Stated problem: Check each line of the entries below for the string "συμπεριλαμβανομένου"; copy every line where it appears.

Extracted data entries
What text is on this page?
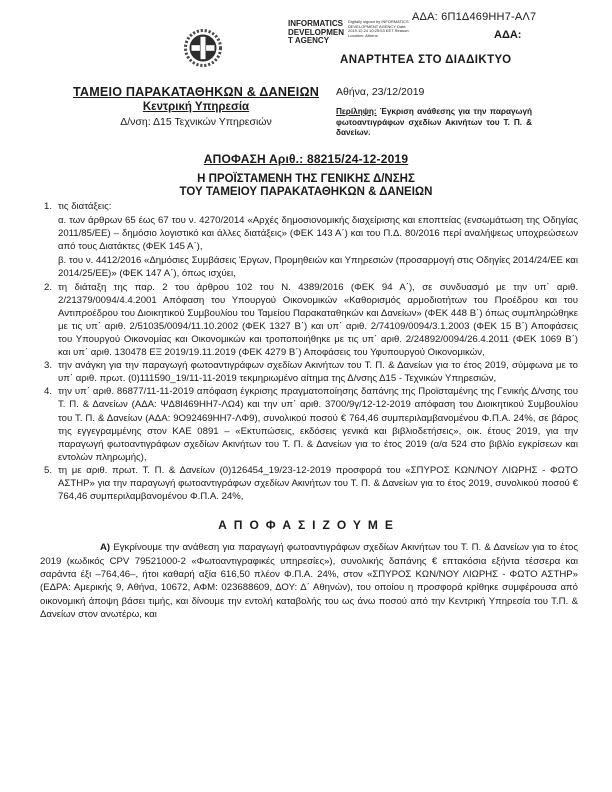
ΑΔΑ: 6Π1Δ469ΗΗ7-ΑΛ7
INFORMATICS DEVELOPMENT AGENCY
Digitally signed by INFORMATICS DEVELOPMENT AGENCY Date: 2019.12.24 10:25:53 EET Reason: Location: Athens	ΑΔΑ:
ΑΝΑΡΤΗΤΕΑ ΣΤΟ ΔΙΑΔΙΚΤΥΟ
ΤΑΜΕΙΟ ΠΑΡΑΚΑΤΑΘΗΚΩΝ & ΔΑΝΕΙΩΝ
Κεντρική Υπηρεσία
Δ/νση: Δ15 Τεχνικών Υπηρεσιών
Αθήνα, 23/12/2019
Περίληψη: Έγκριση ανάθεσης για την παραγωγή φωτοαντιγράφων σχεδίων Ακινήτων του Τ. Π. & δανείων.
ΑΠΟΦΑΣΗ Αριθ.: 88215/24-12-2019
Η ΠΡΟΪΣΤΑΜΕΝΗ ΤΗΣ ΓΕΝΙΚΗΣ Δ/ΝΣΗΣ
ΤΟΥ ΤΑΜΕΙΟΥ ΠΑΡΑΚΑΤΑΘΗΚΩΝ & ΔΑΝΕΙΩΝ
1. τις διατάξεις:
α. των άρθρων 65 έως 67 του ν. 4270/2014 «Αρχές δημοσιονομικής διαχείρισης και εποπτείας (ενσωμάτωση της Οδηγίας 2011/85/ΕΕ) – δημόσιο λογιστικό και άλλες διατάξεις» (ΦΕΚ 143 Α΄) και του Π.Δ. 80/2016 περί αναλήψεως υποχρεώσεων από τους Διατάκτες (ΦΕΚ 145 Α΄),
β. του ν. 4412/2016 «Δημόσιες Συμβάσεις Έργων, Προμηθειών και Υπηρεσιών (προσαρμογή στις Οδηγίες 2014/24/ΕΕ και 2014/25/ΕΕ)» (ΦΕΚ 147 Α΄), όπως ισχύει,
2. τη διάταξη της παρ. 2 του άρθρου 102 του Ν. 4389/2016 (ΦΕΚ 94 Α΄), σε συνδυασμό με την υπ΄ αριθ. 2/21379/0094/4.4.2001 Απόφαση του Υπουργού Οικονομικών «Καθορισμός αρμοδιοτήτων του Προέδρου και του Αντιπροέδρου του Διοικητικού Συμβουλίου του Ταμείου Παρακαταθηκών και Δανείων» (ΦΕΚ 448 Β΄) όπως συμπληρώθηκε με τις υπ΄ αριθ. 2/51035/0094/11.10.2002 (ΦΕΚ 1327 Β΄) και υπ΄ αριθ. 2/74109/0094/3.1.2003 (ΦΕΚ 15 Β΄) Αποφάσεις του Υπουργού Οικονομίας και Οικονομικών και τροποποιήθηκε με τις υπ΄ αριθ. 2/24892/0094/26.4.2011 (ΦΕΚ 1069 Β΄) και υπ΄ αριθ. 130478 ΕΞ 2019/19.11.2019 (ΦΕΚ 4279 Β΄) Αποφάσεις του Υφυπουργού Οικονομικών,
3. την ανάγκη για την παραγωγή φωτοαντιγράφων σχεδίων Ακινήτων του Τ. Π. & Δανείων για το έτος 2019, σύμφωνα με το υπ΄ αριθ. πρωτ. (0)111590_19/11-11-2019 τεκμηριωμένο αίτημα της Δ/νσης Δ15 - Τεχνικών Υπηρεσιών,
4. την υπ΄ αριθ. 86877/11-11-2019 απόφαση έγκρισης πραγματοποίησης δαπάνης της Προϊσταμένης της Γενικής Δ/νσης του Τ. Π. & Δανείων (ΑΔΑ: ΨΔ8Ι469ΗΗ7-ΛΩ4) και την υπ΄ αριθ. 3700/9γ/12-12-2019 απόφαση του Διοικητικού Συμβουλίου του Τ. Π. & Δανείων (ΑΔΑ: 9Ο92469ΗΗ7-ΛΦ9), συνολικού ποσού € 764,46 συμπεριλαμβανομένου Φ.Π.Α. 24%, σε βάρος της εγγεγραμμένης στον ΚΑΕ 0891 – «Εκτυπώσεις, εκδόσεις γενικά και βιβλιοδετήσεις», οικ. έτους 2019, για την παραγωγή φωτοαντιγράφων σχεδίων Ακινήτων του Τ. Π. & Δανείων για το έτος 2019 (α/α 524 στο βιβλίο εγκρίσεων και εντολών πληρωμής),
5. τη με αριθ. πρωτ. Τ. Π. & Δανείων (0)126454_19/23-12-2019 προσφορά του «ΣΠΥΡΟΣ ΚΩΝ/ΝΟΥ ΛΙΩΡΗΣ - ΦΩΤΟ ΑΣΤΗΡ» για την παραγωγή φωτοαντιγράφων σχεδίων Ακινήτων του Τ. Π. & Δανείων για το έτος 2019, συνολικού ποσού € 764,46 συμπεριλαμβανομένου Φ.Π.Α. 24%,
ΑΠΟΦΑΣΙΖΟΥΜΕ

Α) Εγκρίνουμε την ανάθεση για παραγωγή φωτοαντιγράφων σχεδίων Ακινήτων του Τ. Π. & Δανείων για το έτος 2019 (κωδικός CPV 79521000-2 «Φωτοαντιγραφικές υπηρεσίες»), συνολικής δαπάνης € επτακόσια εξήντα τέσσερα και σαράντα έξι –764,46–, ήτοι καθαρή αξία 616,50 πλέον Φ.Π.Α. 24%, στον «ΣΠΥΡΟΣ ΚΩΝ/ΝΟΥ ΛΙΩΡΗΣ - ΦΩΤΟ ΑΣΤΗΡ» (ΕΔΡΑ: Αμερικής 9, Αθήνα, 10672, ΑΦΜ: 023688609, ΔΟΥ: Δ΄ Αθηνών), του οποίου η προσφορά κρίθηκε συμφέρουσα από οικονομική άποψη βάσει τιμής, και δίνουμε την εντολή καταβολής του ως άνω ποσού από την Κεντρική Υπηρεσία του Τ.Π. & Δανείων στον ανωτέρω, και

Full output:
4. την υπ΄ αριθ. 86877/11-11-2019 απόφαση έγκρισης πραγματοποίησης δαπάνης της Προϊσταμένης της Γενικής Δ/νσης του Τ. Π. & Δανείων (ΑΔΑ: ΨΔ8Ι469ΗΗ7-ΛΩ4) και την υπ΄ αριθ. 3700/9γ/12-12-2019 απόφαση του Διοικητικού Συμβουλίου του Τ. Π. & Δανείων (ΑΔΑ: 9Ο92469ΗΗ7-ΛΦ9), συνολικού ποσού € 764,46 συμπεριλαμβανομένου Φ.Π.Α. 24%, σε βάρος της εγγεγραμμένης στον ΚΑΕ 0891 – «Εκτυπώσεις, εκδόσεις γενικά και βιβλιοδετήσεις», οικ. έτους 2019, για την παραγωγή φωτοαντιγράφων σχεδίων Ακινήτων του Τ. Π. & Δανείων για το έτος 2019 (α/α 524 στο βιβλίο εγκρίσεων και εντολών πληρωμής),
5. τη με αριθ. πρωτ. Τ. Π. & Δανείων (0)126454_19/23-12-2019 προσφορά του «ΣΠΥΡΟΣ ΚΩΝ/ΝΟΥ ΛΙΩΡΗΣ - ΦΩΤΟ ΑΣΤΗΡ» για την παραγωγή φωτοαντιγράφων σχεδίων Ακινήτων του Τ. Π. & Δανείων για το έτος 2019, συνολικού ποσού € 764,46 συμπεριλαμβανομένου Φ.Π.Α. 24%,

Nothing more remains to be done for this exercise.